Requirement: Search the material below for the string "watermark" and list each line that holds it.

Stored data entries:
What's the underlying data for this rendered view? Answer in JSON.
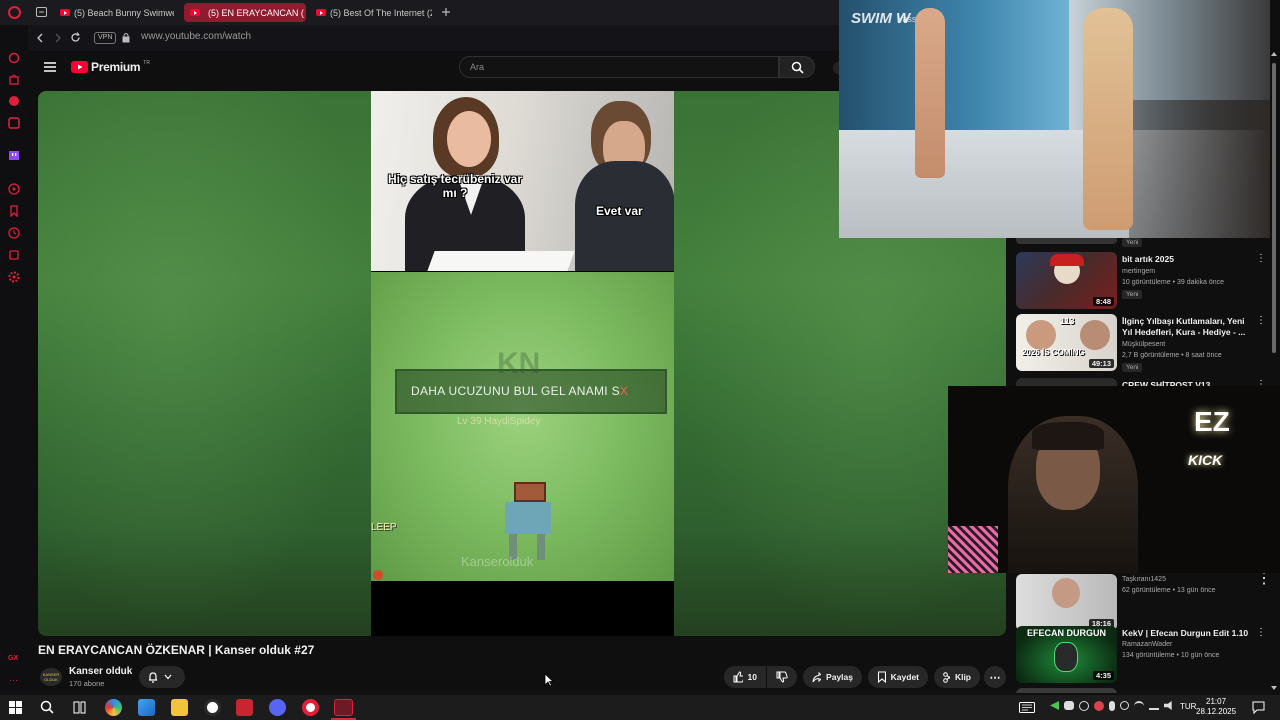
{
  "browser": {
    "tabs": [
      {
        "label": "(5) Beach Bunny Swimwe",
        "active": false
      },
      {
        "label": "(5) EN ERAYCANCAN (",
        "active": true
      },
      {
        "label": "(5) Best Of The Internet (2",
        "active": false
      }
    ],
    "vpn_label": "VPN",
    "url": "www.youtube.com/watch",
    "sidebar_badge": "GX"
  },
  "youtube": {
    "logo_text": "Premium",
    "logo_superscript": "TR",
    "search_placeholder": "Ara"
  },
  "video_content": {
    "meme_question": "Hiç satış tecrübeniz var mı ?",
    "meme_answer": "Evet var",
    "game_chat": "DAHA UCUZUNU BUL GEL ANAMI S",
    "game_chat_end": "X",
    "player_nametag": "Lv 39 HaydiSpidey",
    "watermark": "Kanserolduk",
    "side_text": "LEEP"
  },
  "video": {
    "title": "EN ERAYCANCAN ÖZKENAR | Kanser olduk #27",
    "channel": {
      "name": "Kanser olduk",
      "subscribers": "170 abone",
      "avatar_text": "KANSER OLDUK"
    },
    "actions": {
      "likes": "10",
      "share": "Paylaş",
      "save": "Kaydet",
      "clip": "Klip"
    }
  },
  "recommendations": [
    {
      "title": "bit artık 2025",
      "channel": "mertingem",
      "meta": "10 görüntüleme • 39 dakika önce",
      "badge": "Yeni",
      "duration": "8:48"
    },
    {
      "title": "İlginç Yılbaşı Kutlamaları, Yeni Yıl Hedefleri, Kura - Hediye - ...",
      "channel": "Müşkülpesent",
      "meta": "2,7 B görüntüleme • 8 saat önce",
      "badge": "Yeni",
      "duration": "49:13",
      "thumb_text": "2026 İS COMİNG",
      "thumb_number": "113"
    },
    {
      "title": "CREW SHİTPOST V13",
      "channel": "",
      "meta": "",
      "badge": "",
      "duration": ""
    },
    {
      "title": "",
      "channel": "Taşkıranı1425",
      "meta": "62 görüntüleme • 13 gün önce",
      "badge": "",
      "duration": "18:16"
    },
    {
      "title": "KekV | Efecan Durgun Edit 1.10",
      "channel": "RamazanWader",
      "meta": "134 görüntüleme • 10 gün önce",
      "badge": "",
      "duration": "4:35",
      "thumb_text": "EFECAN DURGUN"
    },
    {
      "title": "",
      "channel": "",
      "meta": "",
      "badge": "",
      "duration": ""
    }
  ],
  "first_rec_badge": "Yeni",
  "pip_runway": {
    "watermark": "Yasss.com",
    "sign": "SWIM W"
  },
  "pip_cam": {
    "logo": "EZ",
    "logo_sub": "KICK"
  },
  "taskbar": {
    "language": "TUR",
    "time": "21:07",
    "date": "28.12.2025"
  },
  "colors": {
    "accent": "#ff0033",
    "opera_red": "#e0203a",
    "bg": "#0f0f0f",
    "green_screen": "#43803d"
  }
}
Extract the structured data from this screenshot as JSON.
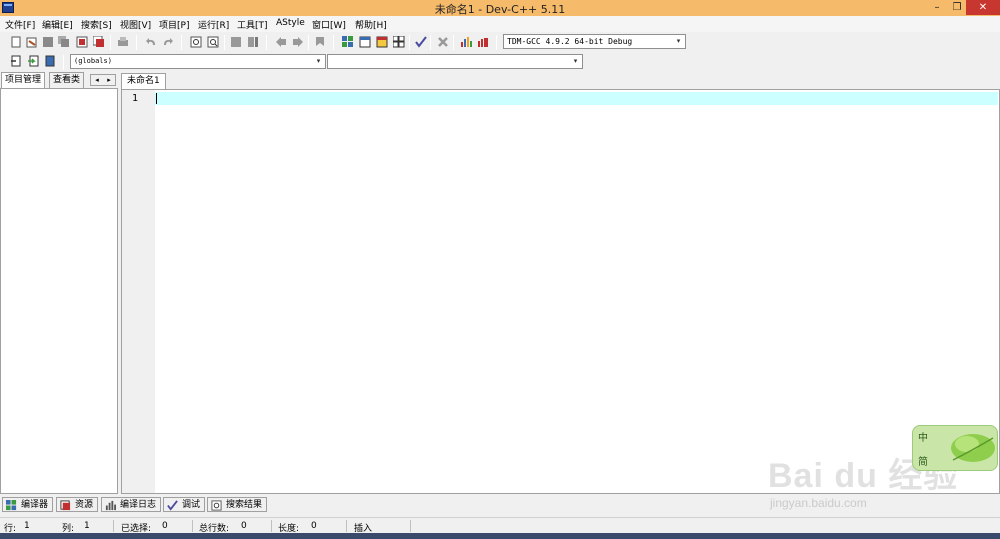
{
  "window": {
    "title": "未命名1 - Dev-C++ 5.11",
    "minimize": "–",
    "maximize": "❐",
    "close": "✕"
  },
  "menu": [
    "文件[F]",
    "编辑[E]",
    "搜索[S]",
    "视图[V]",
    "项目[P]",
    "运行[R]",
    "工具[T]",
    "AStyle",
    "窗口[W]",
    "帮助[H]"
  ],
  "toolbar": {
    "compiler_select": "TDM-GCC 4.9.2 64-bit Debug",
    "scope_select": "(globals)",
    "function_select": ""
  },
  "left_panel": {
    "tabs": [
      "项目管理",
      "查看类"
    ],
    "scroll_left": "◂",
    "scroll_right": "▸"
  },
  "editor": {
    "tab": "未命名1",
    "line_number": "1"
  },
  "bottom_tabs": [
    "编译器",
    "资源",
    "编译日志",
    "调试",
    "搜索结果"
  ],
  "status": {
    "row_label": "行:",
    "row_value": "1",
    "col_label": "列:",
    "col_value": "1",
    "sel_label": "已选择:",
    "sel_value": "0",
    "lines_label": "总行数:",
    "lines_value": "0",
    "len_label": "长度:",
    "len_value": "0",
    "mode": "插入"
  },
  "watermark": {
    "text": "Bai du 经验",
    "url": "jingyan.baidu.com",
    "badge_top": "中",
    "badge_bottom": "简"
  },
  "colors": {
    "titlebar": "#f5ba6a",
    "current_line": "#ccffff",
    "close_button": "#c7372f"
  }
}
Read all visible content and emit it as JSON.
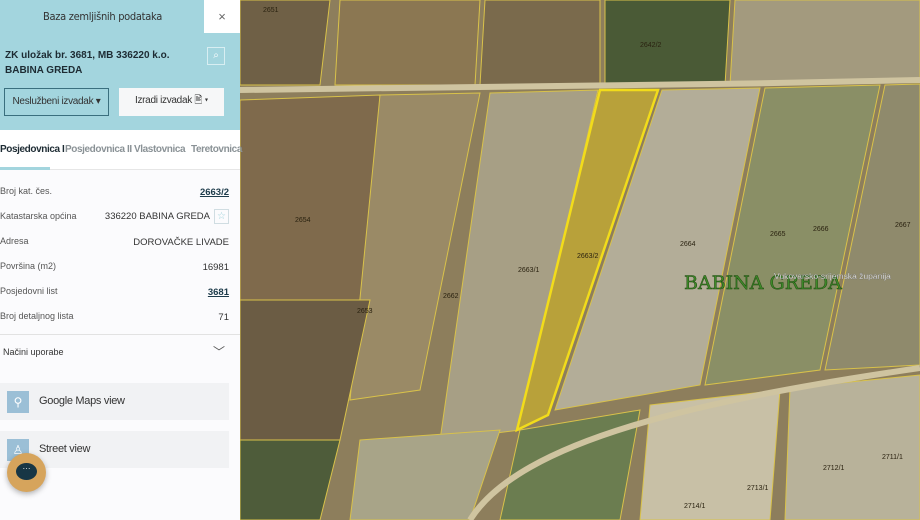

Exercise answer:
    "watermark": "Kanserolduk",
    "watermark": "Yasss.com",
  "watermark": {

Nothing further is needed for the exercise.